What is needed: Select each line where the word "background" appears.

***

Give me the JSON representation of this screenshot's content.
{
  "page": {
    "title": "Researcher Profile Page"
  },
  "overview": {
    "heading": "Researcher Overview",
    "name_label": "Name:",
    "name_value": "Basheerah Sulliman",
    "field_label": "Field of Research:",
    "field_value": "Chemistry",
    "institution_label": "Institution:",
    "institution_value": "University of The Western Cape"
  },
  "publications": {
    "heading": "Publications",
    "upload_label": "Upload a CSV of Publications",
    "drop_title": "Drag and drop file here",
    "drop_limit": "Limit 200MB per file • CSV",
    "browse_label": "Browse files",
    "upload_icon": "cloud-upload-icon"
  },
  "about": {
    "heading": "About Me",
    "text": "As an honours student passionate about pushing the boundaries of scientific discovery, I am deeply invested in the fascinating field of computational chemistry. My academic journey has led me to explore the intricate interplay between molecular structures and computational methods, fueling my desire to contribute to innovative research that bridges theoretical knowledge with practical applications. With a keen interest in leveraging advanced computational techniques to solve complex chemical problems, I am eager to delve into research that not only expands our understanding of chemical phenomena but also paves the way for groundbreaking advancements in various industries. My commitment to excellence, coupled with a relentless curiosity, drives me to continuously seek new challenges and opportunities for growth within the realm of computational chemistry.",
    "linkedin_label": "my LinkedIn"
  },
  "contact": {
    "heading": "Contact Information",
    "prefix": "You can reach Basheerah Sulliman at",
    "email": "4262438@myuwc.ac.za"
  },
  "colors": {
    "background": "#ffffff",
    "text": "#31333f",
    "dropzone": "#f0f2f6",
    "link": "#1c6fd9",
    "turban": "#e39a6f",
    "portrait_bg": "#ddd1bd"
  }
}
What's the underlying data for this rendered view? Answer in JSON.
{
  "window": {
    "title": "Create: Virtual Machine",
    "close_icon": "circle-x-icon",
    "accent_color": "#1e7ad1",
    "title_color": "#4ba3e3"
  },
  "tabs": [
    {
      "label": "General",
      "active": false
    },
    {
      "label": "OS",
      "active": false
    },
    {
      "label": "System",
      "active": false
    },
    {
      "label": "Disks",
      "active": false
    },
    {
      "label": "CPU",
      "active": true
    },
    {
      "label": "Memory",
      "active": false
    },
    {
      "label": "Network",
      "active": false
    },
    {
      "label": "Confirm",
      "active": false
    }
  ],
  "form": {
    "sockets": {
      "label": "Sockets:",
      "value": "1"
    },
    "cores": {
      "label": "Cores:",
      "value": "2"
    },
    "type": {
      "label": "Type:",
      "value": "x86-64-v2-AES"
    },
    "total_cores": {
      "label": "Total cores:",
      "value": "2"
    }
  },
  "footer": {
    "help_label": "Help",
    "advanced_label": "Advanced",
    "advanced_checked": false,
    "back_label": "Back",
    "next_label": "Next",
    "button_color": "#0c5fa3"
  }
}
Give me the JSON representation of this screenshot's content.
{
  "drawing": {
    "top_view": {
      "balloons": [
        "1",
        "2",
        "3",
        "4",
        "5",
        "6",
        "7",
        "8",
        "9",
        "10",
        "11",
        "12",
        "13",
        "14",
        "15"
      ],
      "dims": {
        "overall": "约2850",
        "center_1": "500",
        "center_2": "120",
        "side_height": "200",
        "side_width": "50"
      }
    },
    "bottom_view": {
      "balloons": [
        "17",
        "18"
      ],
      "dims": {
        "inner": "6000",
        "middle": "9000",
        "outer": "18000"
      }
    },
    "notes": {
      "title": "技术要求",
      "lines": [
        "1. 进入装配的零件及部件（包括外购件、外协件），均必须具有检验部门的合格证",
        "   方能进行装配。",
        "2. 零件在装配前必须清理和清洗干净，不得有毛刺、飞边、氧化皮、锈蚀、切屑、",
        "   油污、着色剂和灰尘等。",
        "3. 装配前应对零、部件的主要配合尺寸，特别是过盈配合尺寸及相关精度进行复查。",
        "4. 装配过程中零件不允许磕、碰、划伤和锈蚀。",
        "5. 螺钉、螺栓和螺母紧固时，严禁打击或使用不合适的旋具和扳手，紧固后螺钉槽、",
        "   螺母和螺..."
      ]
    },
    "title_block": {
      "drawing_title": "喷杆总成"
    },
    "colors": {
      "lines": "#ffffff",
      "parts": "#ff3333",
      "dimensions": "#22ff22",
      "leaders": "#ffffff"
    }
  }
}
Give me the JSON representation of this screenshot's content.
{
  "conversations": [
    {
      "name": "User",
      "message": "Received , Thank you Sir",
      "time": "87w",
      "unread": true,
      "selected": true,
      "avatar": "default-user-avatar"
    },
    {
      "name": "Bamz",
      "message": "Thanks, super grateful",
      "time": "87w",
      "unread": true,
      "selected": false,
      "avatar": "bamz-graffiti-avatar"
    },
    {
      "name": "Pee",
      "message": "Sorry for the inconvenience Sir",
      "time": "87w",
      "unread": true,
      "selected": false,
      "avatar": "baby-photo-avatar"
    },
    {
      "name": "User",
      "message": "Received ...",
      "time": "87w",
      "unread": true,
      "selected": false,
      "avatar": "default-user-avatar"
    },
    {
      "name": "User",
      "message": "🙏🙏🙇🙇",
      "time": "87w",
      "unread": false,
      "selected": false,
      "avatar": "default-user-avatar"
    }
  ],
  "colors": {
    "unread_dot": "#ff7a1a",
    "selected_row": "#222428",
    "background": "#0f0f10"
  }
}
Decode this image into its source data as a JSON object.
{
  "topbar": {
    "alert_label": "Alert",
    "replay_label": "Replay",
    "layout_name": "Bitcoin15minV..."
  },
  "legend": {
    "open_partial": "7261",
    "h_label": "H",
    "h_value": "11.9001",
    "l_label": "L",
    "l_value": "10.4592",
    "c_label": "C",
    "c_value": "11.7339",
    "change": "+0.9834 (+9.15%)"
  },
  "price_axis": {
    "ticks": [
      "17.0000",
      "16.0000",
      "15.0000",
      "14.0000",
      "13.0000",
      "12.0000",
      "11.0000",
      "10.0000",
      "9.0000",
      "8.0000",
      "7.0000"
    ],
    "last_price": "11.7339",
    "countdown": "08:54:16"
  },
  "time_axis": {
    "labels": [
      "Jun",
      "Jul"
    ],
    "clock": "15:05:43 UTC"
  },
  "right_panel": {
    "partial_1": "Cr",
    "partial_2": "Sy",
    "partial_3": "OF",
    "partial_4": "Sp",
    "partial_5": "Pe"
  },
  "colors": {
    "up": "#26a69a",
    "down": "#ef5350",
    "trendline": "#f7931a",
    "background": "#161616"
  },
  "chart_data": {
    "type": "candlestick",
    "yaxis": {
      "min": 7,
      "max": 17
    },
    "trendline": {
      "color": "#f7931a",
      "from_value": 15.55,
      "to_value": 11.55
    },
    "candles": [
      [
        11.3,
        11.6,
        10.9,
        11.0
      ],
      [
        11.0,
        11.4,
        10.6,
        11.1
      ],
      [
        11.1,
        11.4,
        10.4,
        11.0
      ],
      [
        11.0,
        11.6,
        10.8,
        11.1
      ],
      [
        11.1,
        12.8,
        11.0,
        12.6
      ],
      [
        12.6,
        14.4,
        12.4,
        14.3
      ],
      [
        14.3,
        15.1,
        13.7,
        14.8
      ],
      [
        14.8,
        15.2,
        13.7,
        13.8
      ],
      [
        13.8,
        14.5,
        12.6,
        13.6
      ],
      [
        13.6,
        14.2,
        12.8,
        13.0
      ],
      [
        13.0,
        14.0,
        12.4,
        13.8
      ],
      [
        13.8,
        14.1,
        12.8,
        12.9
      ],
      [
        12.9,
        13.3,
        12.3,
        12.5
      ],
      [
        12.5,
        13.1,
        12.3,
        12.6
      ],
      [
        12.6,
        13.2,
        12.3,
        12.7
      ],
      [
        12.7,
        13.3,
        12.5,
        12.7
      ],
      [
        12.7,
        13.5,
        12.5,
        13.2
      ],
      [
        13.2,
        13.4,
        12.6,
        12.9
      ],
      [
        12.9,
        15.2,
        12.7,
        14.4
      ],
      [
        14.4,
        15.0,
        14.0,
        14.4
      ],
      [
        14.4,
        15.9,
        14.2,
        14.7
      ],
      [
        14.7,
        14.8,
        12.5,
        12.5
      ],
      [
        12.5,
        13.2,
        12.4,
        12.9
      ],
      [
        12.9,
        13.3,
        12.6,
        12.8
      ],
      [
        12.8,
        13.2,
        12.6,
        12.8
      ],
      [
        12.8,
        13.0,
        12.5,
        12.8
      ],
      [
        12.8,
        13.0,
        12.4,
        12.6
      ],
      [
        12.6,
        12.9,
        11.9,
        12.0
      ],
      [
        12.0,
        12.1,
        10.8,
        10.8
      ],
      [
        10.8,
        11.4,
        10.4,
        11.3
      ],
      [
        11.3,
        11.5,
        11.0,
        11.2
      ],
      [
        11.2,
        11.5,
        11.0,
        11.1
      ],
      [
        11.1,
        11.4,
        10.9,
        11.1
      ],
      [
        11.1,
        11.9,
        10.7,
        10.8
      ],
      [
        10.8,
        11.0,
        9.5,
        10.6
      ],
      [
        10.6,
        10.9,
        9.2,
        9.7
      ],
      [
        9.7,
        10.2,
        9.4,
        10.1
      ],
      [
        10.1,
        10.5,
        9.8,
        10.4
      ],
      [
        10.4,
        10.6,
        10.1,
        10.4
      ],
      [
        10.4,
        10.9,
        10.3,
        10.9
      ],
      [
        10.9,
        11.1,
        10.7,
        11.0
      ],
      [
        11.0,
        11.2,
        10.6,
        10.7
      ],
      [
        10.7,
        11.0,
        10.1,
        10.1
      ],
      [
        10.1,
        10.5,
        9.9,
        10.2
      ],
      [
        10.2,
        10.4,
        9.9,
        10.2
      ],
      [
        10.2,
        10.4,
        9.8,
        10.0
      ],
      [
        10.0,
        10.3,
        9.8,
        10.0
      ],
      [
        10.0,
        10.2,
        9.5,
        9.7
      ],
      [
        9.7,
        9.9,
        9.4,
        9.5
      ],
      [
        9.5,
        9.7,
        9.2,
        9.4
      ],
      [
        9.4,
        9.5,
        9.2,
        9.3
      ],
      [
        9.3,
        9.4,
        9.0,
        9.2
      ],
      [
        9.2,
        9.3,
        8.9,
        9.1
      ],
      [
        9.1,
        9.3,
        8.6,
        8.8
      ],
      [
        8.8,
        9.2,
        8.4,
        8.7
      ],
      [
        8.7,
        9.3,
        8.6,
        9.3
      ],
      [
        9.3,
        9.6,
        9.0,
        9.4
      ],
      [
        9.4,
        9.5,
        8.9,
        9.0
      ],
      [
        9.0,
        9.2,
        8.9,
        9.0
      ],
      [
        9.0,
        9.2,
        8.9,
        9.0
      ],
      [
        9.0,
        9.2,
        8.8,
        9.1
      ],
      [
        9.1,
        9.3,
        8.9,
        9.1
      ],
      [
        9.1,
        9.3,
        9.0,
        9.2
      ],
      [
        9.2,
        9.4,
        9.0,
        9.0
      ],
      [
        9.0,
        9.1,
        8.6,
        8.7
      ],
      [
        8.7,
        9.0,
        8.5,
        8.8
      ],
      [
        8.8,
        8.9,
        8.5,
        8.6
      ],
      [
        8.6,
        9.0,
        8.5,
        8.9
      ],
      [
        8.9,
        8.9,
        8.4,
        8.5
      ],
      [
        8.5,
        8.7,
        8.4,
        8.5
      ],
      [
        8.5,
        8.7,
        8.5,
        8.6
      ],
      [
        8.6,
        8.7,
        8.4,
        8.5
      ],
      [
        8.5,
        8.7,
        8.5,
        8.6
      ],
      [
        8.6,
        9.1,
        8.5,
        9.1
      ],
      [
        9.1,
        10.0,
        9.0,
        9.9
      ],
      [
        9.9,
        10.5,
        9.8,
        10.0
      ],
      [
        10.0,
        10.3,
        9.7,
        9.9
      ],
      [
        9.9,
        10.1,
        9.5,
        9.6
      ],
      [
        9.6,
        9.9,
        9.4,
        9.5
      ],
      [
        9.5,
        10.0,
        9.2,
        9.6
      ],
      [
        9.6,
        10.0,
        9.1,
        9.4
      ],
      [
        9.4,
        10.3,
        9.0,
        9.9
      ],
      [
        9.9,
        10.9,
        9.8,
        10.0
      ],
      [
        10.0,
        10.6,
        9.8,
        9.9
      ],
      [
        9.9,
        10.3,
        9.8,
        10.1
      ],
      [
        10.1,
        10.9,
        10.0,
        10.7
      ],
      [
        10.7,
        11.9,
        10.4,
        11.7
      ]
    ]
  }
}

***

Written response:
    "background": "#ffffff",
    "background": "#0f0f10"
    "background": "#161616"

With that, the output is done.